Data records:
———

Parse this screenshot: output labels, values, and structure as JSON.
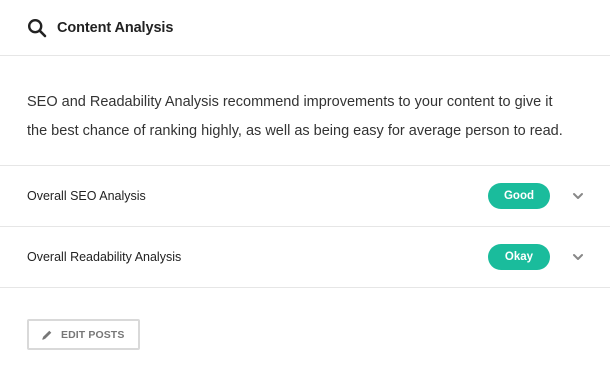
{
  "header": {
    "title": "Content Analysis",
    "icon": "search-icon"
  },
  "description": "SEO and Readability Analysis recommend improvements to your content to give it the best chance of ranking highly, as well as being easy for average person to read.",
  "analyses": [
    {
      "label": "Overall SEO Analysis",
      "status": "Good",
      "status_color": "#1abc9c",
      "icon": "chevron-down-icon"
    },
    {
      "label": "Overall Readability Analysis",
      "status": "Okay",
      "status_color": "#1abc9c",
      "icon": "chevron-down-icon"
    }
  ],
  "footer": {
    "edit_button_label": "EDIT POSTS",
    "edit_button_icon": "pencil-icon"
  },
  "colors": {
    "accent": "#1abc9c",
    "border": "#e6e6e6",
    "text": "#333333"
  }
}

———

- _Task prompt_
What you return should match the records above word for word, minus the pictures.

- _Result for this exercise_
Parse this screenshot: output labels, values, and structure as JSON.
{
  "header": {
    "title": "Content Analysis",
    "icon": "search-icon"
  },
  "description": "SEO and Readability Analysis recommend improvements to your content to give it the best chance of ranking highly, as well as being easy for average person to read.",
  "analyses": [
    {
      "label": "Overall SEO Analysis",
      "status": "Good",
      "status_color": "#1abc9c",
      "icon": "chevron-down-icon"
    },
    {
      "label": "Overall Readability Analysis",
      "status": "Okay",
      "status_color": "#1abc9c",
      "icon": "chevron-down-icon"
    }
  ],
  "footer": {
    "edit_button_label": "EDIT POSTS",
    "edit_button_icon": "pencil-icon"
  },
  "colors": {
    "accent": "#1abc9c",
    "border": "#e6e6e6",
    "text": "#333333"
  }
}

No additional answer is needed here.